DATA PROVIDED:
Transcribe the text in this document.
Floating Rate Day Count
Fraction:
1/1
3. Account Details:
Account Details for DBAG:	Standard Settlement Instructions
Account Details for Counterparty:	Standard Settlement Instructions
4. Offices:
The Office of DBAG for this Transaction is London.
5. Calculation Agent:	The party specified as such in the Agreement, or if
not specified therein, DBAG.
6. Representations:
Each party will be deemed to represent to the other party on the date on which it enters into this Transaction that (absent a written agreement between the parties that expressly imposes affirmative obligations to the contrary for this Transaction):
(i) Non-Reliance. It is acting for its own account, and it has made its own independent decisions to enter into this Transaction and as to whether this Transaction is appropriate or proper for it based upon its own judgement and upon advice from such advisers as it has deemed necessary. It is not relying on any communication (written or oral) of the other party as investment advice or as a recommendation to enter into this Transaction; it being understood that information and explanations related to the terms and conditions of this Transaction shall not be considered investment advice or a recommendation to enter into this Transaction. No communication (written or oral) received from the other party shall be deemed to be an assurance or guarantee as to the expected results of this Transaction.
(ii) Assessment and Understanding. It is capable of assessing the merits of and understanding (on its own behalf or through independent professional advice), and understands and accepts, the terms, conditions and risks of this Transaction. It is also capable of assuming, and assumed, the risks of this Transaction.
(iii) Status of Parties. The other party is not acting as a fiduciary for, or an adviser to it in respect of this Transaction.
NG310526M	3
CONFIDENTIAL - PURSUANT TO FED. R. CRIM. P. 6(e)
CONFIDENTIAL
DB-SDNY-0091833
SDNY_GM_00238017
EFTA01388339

OBJECTIVE: Your task is to give the records above again, exactly.

RESULT OF THIS EXERCISE:
Transcribe the text in this document.
Floating Rate Day Count
Fraction:
1/1
3. Account Details:
Account Details for DBAG:	Standard Settlement Instructions
Account Details for Counterparty:	Standard Settlement Instructions
4. Offices:
The Office of DBAG for this Transaction is London.
5. Calculation Agent:	The party specified as such in the Agreement, or if
not specified therein, DBAG.
6. Representations:
Each party will be deemed to represent to the other party on the date on which it enters into this Transaction that (absent a written agreement between the parties that expressly imposes affirmative obligations to the contrary for this Transaction):
(i) Non-Reliance. It is acting for its own account, and it has made its own independent decisions to enter into this Transaction and as to whether this Transaction is appropriate or proper for it based upon its own judgement and upon advice from such advisers as it has deemed necessary. It is not relying on any communication (written or oral) of the other party as investment advice or as a recommendation to enter into this Transaction; it being understood that information and explanations related to the terms and conditions of this Transaction shall not be considered investment advice or a recommendation to enter into this Transaction. No communication (written or oral) received from the other party shall be deemed to be an assurance or guarantee as to the expected results of this Transaction.
(ii) Assessment and Understanding. It is capable of assessing the merits of and understanding (on its own behalf or through independent professional advice), and understands and accepts, the terms, conditions and risks of this Transaction. It is also capable of assuming, and assumed, the risks of this Transaction.
(iii) Status of Parties. The other party is not acting as a fiduciary for, or an adviser to it in respect of this Transaction.
NG310526M	3
CONFIDENTIAL - PURSUANT TO FED. R. CRIM. P. 6(e)
CONFIDENTIAL
DB-SDNY-0091833
SDNY_GM_00238017
EFTA01388339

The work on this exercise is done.